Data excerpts

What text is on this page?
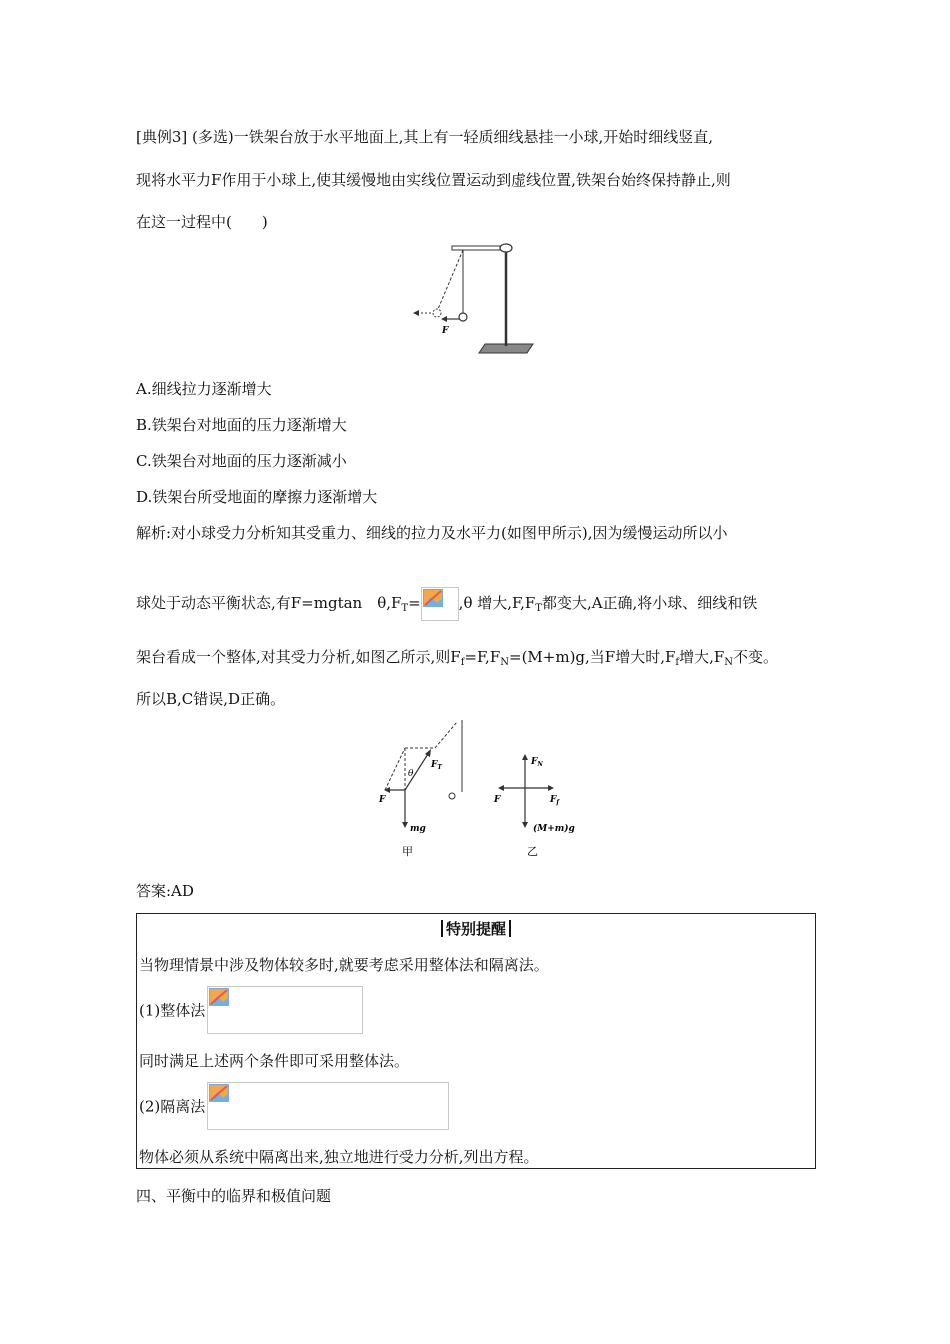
[典例3] (多选)一铁架台放于水平地面上,其上有一轻质细线悬挂一小球,开始时细线竖直,
现将水平力F作用于小球上,使其缓慢地由实线位置运动到虚线位置,铁架台始终保持静止,则
在这一过程中(　　)
F
A.细线拉力逐渐增大
B.铁架台对地面的压力逐渐增大
C.铁架台对地面的压力逐渐减小
D.铁架台所受地面的摩擦力逐渐增大
解析:对小球受力分析知其受重力、细线的拉力及水平力(如图甲所示),因为缓慢运动所以小
球处于动态平衡状态,有F=mgtan　$\theta,F_T=$	,θ 增大$,F,F_T$都变大,A正确,将小球、细线和铁
架台看成一个整体,对其受力分析,如图乙所示,则$F_f=F,F_N=(M+m)g$,当F增大时$,F_f$增大$,F_N$不变。
所以B,C错误,D正确。
F
$F_T$
θ
mg
甲
$F_N$
F	$F_f$
(M+m)g
乙
答案:AD
特别提醒
当物理情景中涉及物体较多时,就要考虑采用整体法和隔离法。
(1)整体法
同时满足上述两个条件即可采用整体法。
(2)隔离法
物体必须从系统中隔离出来,独立地进行受力分析,列出方程。
四、平衡中的临界和极值问题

• _WRITTEN EXERCISE_
Without including any pictures, print all of the material exactly as given.

• _ANSWER TO THE TASK_
What text is on this page?
[典例3] (多选)一铁架台放于水平地面上,其上有一轻质细线悬挂一小球,开始时细线竖直,
现将水平力F作用于小球上,使其缓慢地由实线位置运动到虚线位置,铁架台始终保持静止,则
在这一过程中(　　)
F
A.细线拉力逐渐增大
B.铁架台对地面的压力逐渐增大
C.铁架台对地面的压力逐渐减小
D.铁架台所受地面的摩擦力逐渐增大
解析:对小球受力分析知其受重力、细线的拉力及水平力(如图甲所示),因为缓慢运动所以小
球处于动态平衡状态,有F=mgtan　$\theta,F_T=$	,θ 增大$,F,F_T$都变大,A正确,将小球、细线和铁
架台看成一个整体,对其受力分析,如图乙所示,则$F_f=F,F_N=(M+m)g$,当F增大时$,F_f$增大$,F_N$不变。
所以B,C错误,D正确。
F
$F_T$
θ
mg
甲
$F_N$
F	$F_f$
(M+m)g
乙
答案:AD
特别提醒
当物理情景中涉及物体较多时,就要考虑采用整体法和隔离法。
(1)整体法
同时满足上述两个条件即可采用整体法。
(2)隔离法
物体必须从系统中隔离出来,独立地进行受力分析,列出方程。
四、平衡中的临界和极值问题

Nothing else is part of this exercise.